> **Job**
Extract every line below that contains the word "Mike".

> **Material supplied**
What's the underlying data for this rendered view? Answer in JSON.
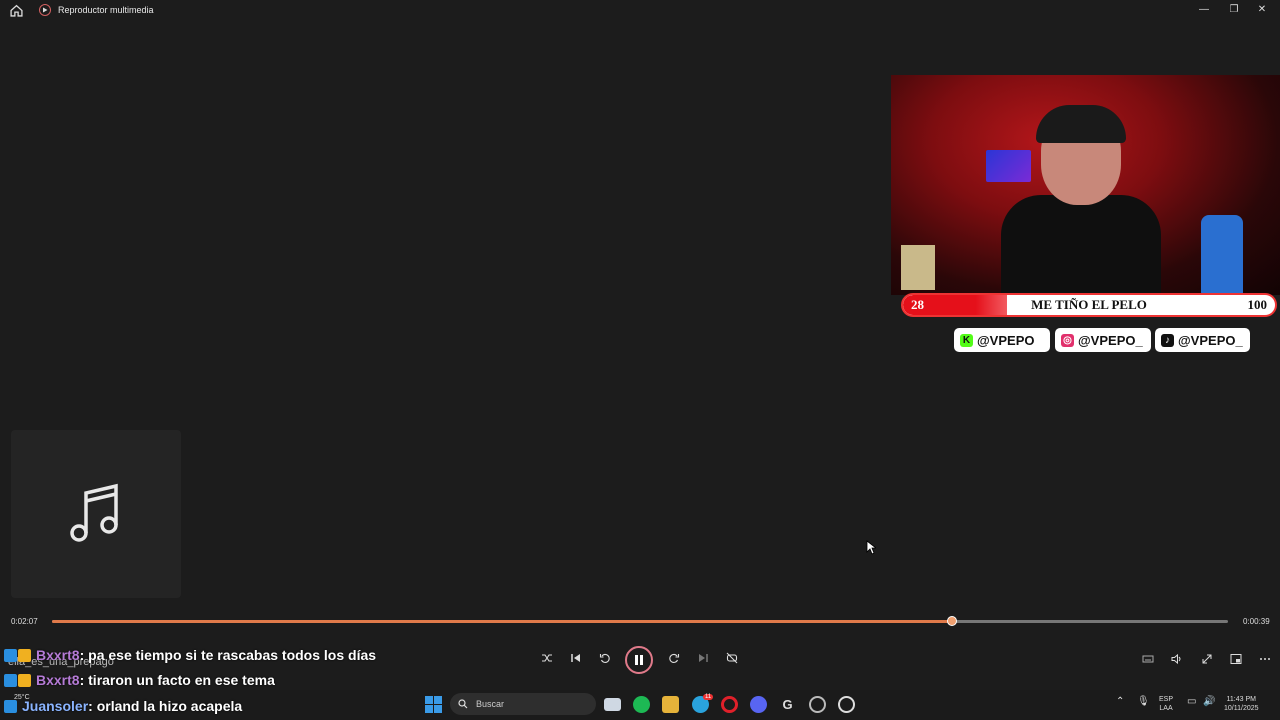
{
  "window": {
    "title": "Reproductor multimedia",
    "controls": {
      "minimize": "—",
      "restore": "❐",
      "close": "✕"
    }
  },
  "stream_overlay": {
    "goal_bar": {
      "current": "28",
      "label": "ME TIÑO EL PELO",
      "max": "100",
      "progress_fraction": 0.28
    },
    "socials": [
      {
        "platform": "kick",
        "handle": "@VPEPO",
        "color": "#53fc18"
      },
      {
        "platform": "instagram",
        "handle": "@VPEPO_",
        "color": "#e1306c"
      },
      {
        "platform": "tiktok",
        "handle": "@VPEPO_",
        "color": "#111111"
      }
    ]
  },
  "player": {
    "elapsed": "0:02:07",
    "remaining": "0:00:39",
    "progress_fraction": 0.765,
    "accent": "#e07a4a"
  },
  "chat": [
    {
      "user": "Bxxrt8",
      "message": ": pa ese tiempo si te rascabas todos los días"
    },
    {
      "user": "Bxxrt8",
      "message": ": tiraron un facto en ese tema"
    },
    {
      "user": "Juansoler",
      "message": ": orland la hizo acapela"
    }
  ],
  "chat_ghost_text": "ella_es_una_prepago",
  "taskbar": {
    "search_placeholder": "Buscar",
    "weather": "25°C",
    "language": "ESP",
    "layout": "LAA",
    "time": "11:43 PM",
    "date": "10/11/2025",
    "telegram_badge": "11"
  }
}
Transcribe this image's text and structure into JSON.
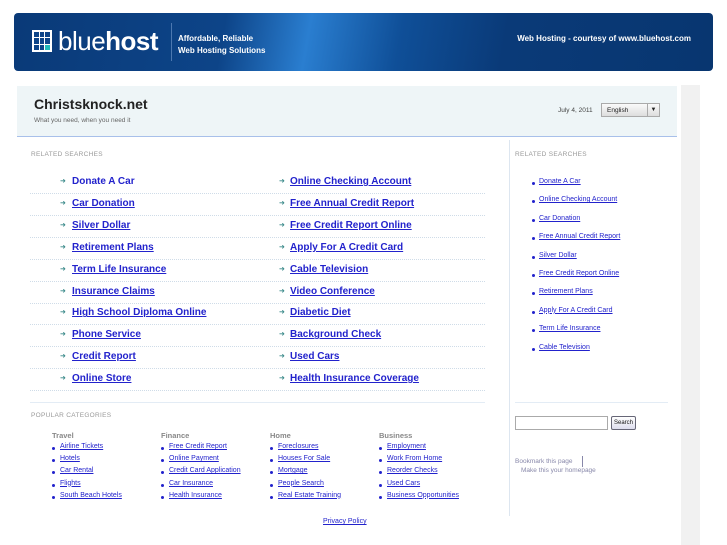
{
  "banner": {
    "logo_light": "blue",
    "logo_bold": "host",
    "tagline_1": "Affordable, Reliable",
    "tagline_2": "Web Hosting Solutions",
    "courtesy": "Web Hosting - courtesy of www.bluehost.com"
  },
  "header": {
    "title": "Christsknock.net",
    "subtitle": "What you need, when you need it",
    "date": "July 4, 2011",
    "language": "English"
  },
  "main": {
    "label": "RELATED SEARCHES",
    "left": [
      "Donate A Car",
      "Car Donation",
      "Silver Dollar",
      "Retirement Plans",
      "Term Life Insurance",
      "Insurance Claims",
      "High School Diploma Online",
      "Phone Service",
      "Credit Report",
      "Online Store"
    ],
    "right": [
      "Online Checking Account",
      "Free Annual Credit Report",
      "Free Credit Report Online",
      "Apply For A Credit Card",
      "Cable Television",
      "Video Conference",
      "Diabetic Diet",
      "Background Check",
      "Used Cars",
      "Health Insurance Coverage"
    ]
  },
  "sidebar": {
    "label": "RELATED SEARCHES",
    "links": [
      "Donate A Car",
      "Online Checking Account",
      "Car Donation",
      "Free Annual Credit Report",
      "Silver Dollar",
      "Free Credit Report Online",
      "Retirement Plans",
      "Apply For A Credit Card",
      "Term Life Insurance",
      "Cable Television"
    ],
    "search_button": "Search",
    "bookmark": "Bookmark this page",
    "homepage": "Make this your homepage"
  },
  "popular": {
    "label": "POPULAR CATEGORIES",
    "columns": [
      {
        "title": "Travel",
        "items": [
          "Airline Tickets",
          "Hotels",
          "Car Rental",
          "Flights",
          "South Beach Hotels"
        ]
      },
      {
        "title": "Finance",
        "items": [
          "Free Credit Report",
          "Online Payment",
          "Credit Card Application",
          "Car Insurance",
          "Health Insurance"
        ]
      },
      {
        "title": "Home",
        "items": [
          "Foreclosures",
          "Houses For Sale",
          "Mortgage",
          "People Search",
          "Real Estate Training"
        ]
      },
      {
        "title": "Business",
        "items": [
          "Employment",
          "Work From Home",
          "Reorder Checks",
          "Used Cars",
          "Business Opportunities"
        ]
      }
    ]
  },
  "footer": {
    "privacy": "Privacy Policy"
  }
}
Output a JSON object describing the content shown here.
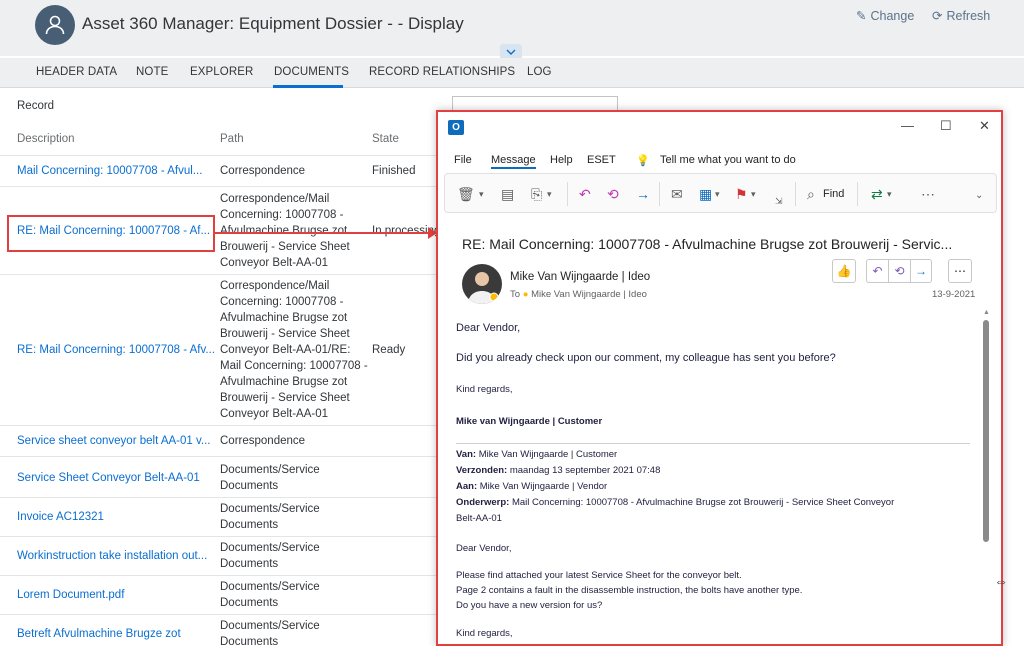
{
  "header": {
    "title": "Asset 360 Manager: Equipment Dossier - - Display",
    "change_label": "Change",
    "refresh_label": "Refresh"
  },
  "tabs": [
    "HEADER DATA",
    "NOTE",
    "EXPLORER",
    "DOCUMENTS",
    "RECORD RELATIONSHIPS",
    "LOG"
  ],
  "table": {
    "record_label": "Record",
    "columns": {
      "description": "Description",
      "path": "Path",
      "state": "State"
    },
    "rows": [
      {
        "description": "Mail Concerning: 10007708 - Afvul...",
        "path": "Correspondence",
        "state": "Finished"
      },
      {
        "description": "RE: Mail Concerning: 10007708 - Af...",
        "path": "Correspondence/Mail Concerning: 10007708 - Afvulmachine Brugse zot Brouwerij - Service Sheet Conveyor Belt-AA-01",
        "state": "In processing"
      },
      {
        "description": "RE: Mail Concerning: 10007708 - Afv...",
        "path": "Correspondence/Mail Concerning: 10007708 - Afvulmachine Brugse zot Brouwerij - Service Sheet Conveyor Belt-AA-01/RE: Mail Concerning: 10007708 - Afvulmachine Brugse zot Brouwerij - Service Sheet Conveyor Belt-AA-01",
        "state": "Ready"
      },
      {
        "description": "Service sheet conveyor belt AA-01 v...",
        "path": "Correspondence",
        "state": ""
      },
      {
        "description": "Service Sheet Conveyor Belt-AA-01",
        "path": "Documents/Service Documents",
        "state": ""
      },
      {
        "description": "Invoice AC12321",
        "path": "Documents/Service Documents",
        "state": ""
      },
      {
        "description": "Workinstruction take installation out...",
        "path": "Documents/Service Documents",
        "state": ""
      },
      {
        "description": "Lorem Document.pdf",
        "path": "Documents/Service Documents",
        "state": ""
      },
      {
        "description": "Betreft Afvulmachine Brugze zot",
        "path": "Documents/Service Documents",
        "state": ""
      }
    ]
  },
  "outlook": {
    "menu": [
      "File",
      "Message",
      "Help",
      "ESET"
    ],
    "tell_me": "Tell me what you want to do",
    "find_label": "Find",
    "subject": "RE: Mail Concerning: 10007708 - Afvulmachine Brugse zot Brouwerij - Servic...",
    "sender": "Mike Van Wijngaarde | Ideo",
    "to_label": "To",
    "to_value": "Mike Van Wijngaarde | Ideo",
    "date": "13-9-2021",
    "body": {
      "greeting": "Dear Vendor,",
      "line1": "Did you already check upon our comment, my colleague has sent you before?",
      "regards": "Kind regards,",
      "signature": "Mike van Wijngaarde | Customer",
      "van_label": "Van:",
      "van_value": "Mike Van Wijngaarde | Customer",
      "verzonden_label": "Verzonden:",
      "verzonden_value": "maandag 13 september 2021 07:48",
      "aan_label": "Aan:",
      "aan_value": "Mike Van Wijngaarde | Vendor",
      "onderwerp_label": "Onderwerp:",
      "onderwerp_value": "Mail Concerning: 10007708 - Afvulmachine Brugse zot Brouwerij - Service Sheet Conveyor",
      "onderwerp_cont": "Belt-AA-01",
      "greeting2": "Dear Vendor,",
      "p1": "Please find attached your latest Service Sheet for the conveyor belt.",
      "p2": "Page 2 contains a fault in the disassemble instruction, the bolts have another type.",
      "p3": "Do you have a new version for us?",
      "regards2": "Kind regards,"
    }
  },
  "colors": {
    "accent": "#0a6ed1",
    "highlight": "#e0403f",
    "outlook_blue": "#0f6cbd"
  }
}
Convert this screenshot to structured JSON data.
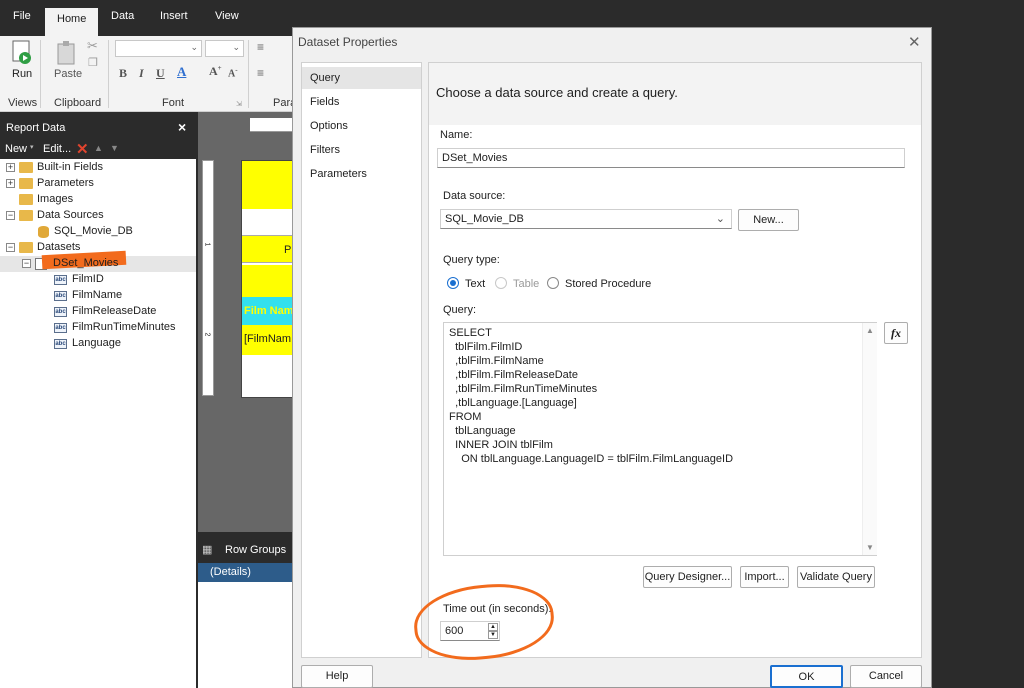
{
  "ribbon": {
    "tabs": [
      "File",
      "Home",
      "Data",
      "Insert",
      "View"
    ],
    "run_label": "Run",
    "paste_label": "Paste",
    "groups": [
      "Views",
      "Clipboard",
      "Font",
      "Para"
    ]
  },
  "report_data": {
    "title": "Report Data",
    "new_label": "New",
    "edit_label": "Edit...",
    "tree": {
      "builtin_fields": "Built-in Fields",
      "parameters": "Parameters",
      "images": "Images",
      "data_sources": "Data Sources",
      "data_source_item": "SQL_Movie_DB",
      "datasets": "Datasets",
      "dataset_item": "DSet_Movies",
      "fields": [
        "FilmID",
        "FilmName",
        "FilmReleaseDate",
        "FilmRunTimeMinutes",
        "Language"
      ]
    }
  },
  "design": {
    "row_groups_label": "Row Groups",
    "details_label": "(Details)",
    "cell_film_name": "Film Nam",
    "cell_film_name_expr": "[FilmNam",
    "cell_p": "P"
  },
  "dialog": {
    "title": "Dataset Properties",
    "nav": [
      "Query",
      "Fields",
      "Options",
      "Filters",
      "Parameters"
    ],
    "heading": "Choose a data source and create a query.",
    "name_label": "Name:",
    "name_value": "DSet_Movies",
    "datasource_label": "Data source:",
    "datasource_value": "SQL_Movie_DB",
    "new_button": "New...",
    "query_type_label": "Query type:",
    "query_types": [
      "Text",
      "Table",
      "Stored Procedure"
    ],
    "query_label": "Query:",
    "query_lines": [
      "SELECT",
      "  tblFilm.FilmID",
      "  ,tblFilm.FilmName",
      "  ,tblFilm.FilmReleaseDate",
      "  ,tblFilm.FilmRunTimeMinutes",
      "  ,tblLanguage.[Language]",
      "FROM",
      "  tblLanguage",
      "  INNER JOIN tblFilm",
      "    ON tblLanguage.LanguageID = tblFilm.FilmLanguageID"
    ],
    "fx_label": "fx",
    "query_designer_button": "Query Designer...",
    "import_button": "Import...",
    "validate_button": "Validate Query",
    "timeout_label": "Time out (in seconds):",
    "timeout_value": "600",
    "help_button": "Help",
    "ok_button": "OK",
    "cancel_button": "Cancel"
  },
  "colors": {
    "accent": "#1a6fd0",
    "annotation": "#f26b1d",
    "dark_chrome": "#2b2b2b",
    "report_yellow": "#ffff00",
    "report_cyan": "#33e0ee"
  }
}
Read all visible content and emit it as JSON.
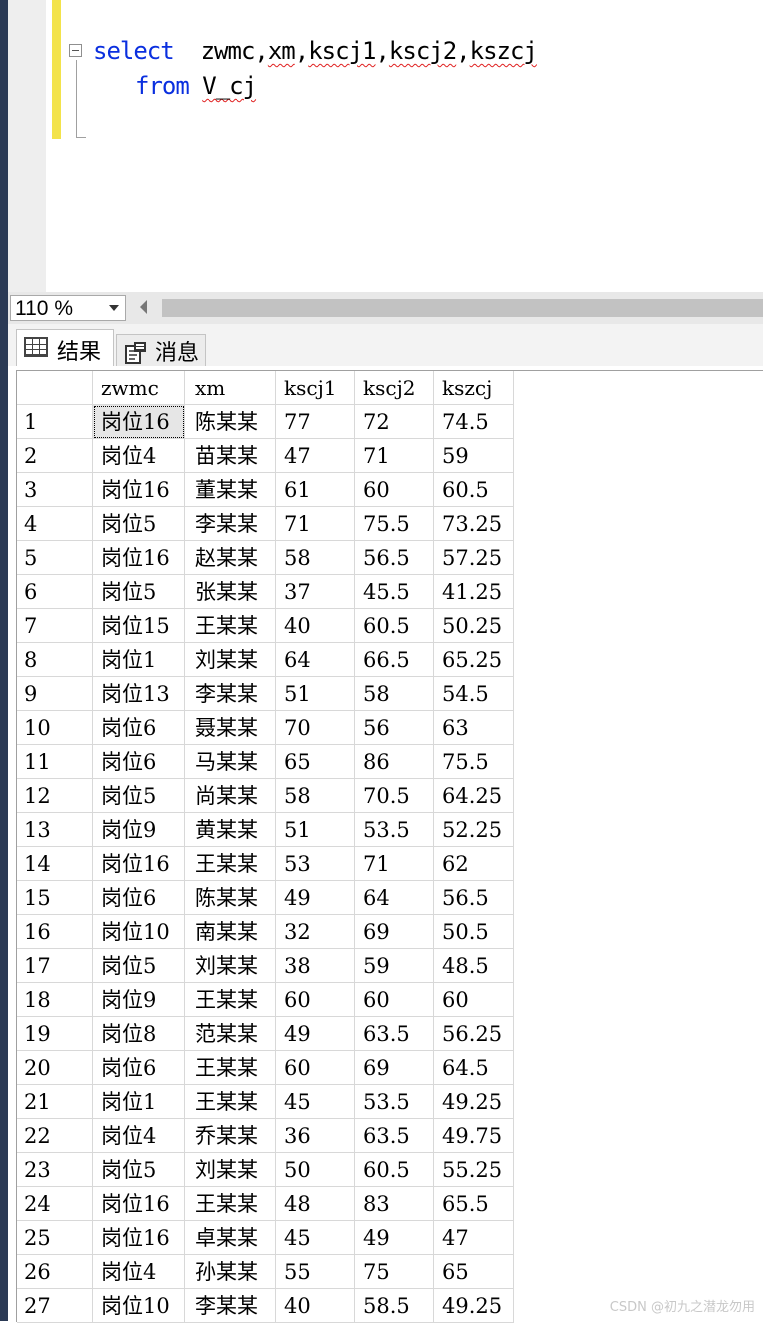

> **Full output**
    "sender": "Mike Van Wijngaarde | Ideo",
    "to_value": "Mike Van Wijngaarde | Ideo",
      "signature": "Mike van Wijngaarde | Customer",
      "van_value": "Mike Van Wijngaarde | Customer",
      "aan_value": "Mike Van Wijngaarde | Vendor",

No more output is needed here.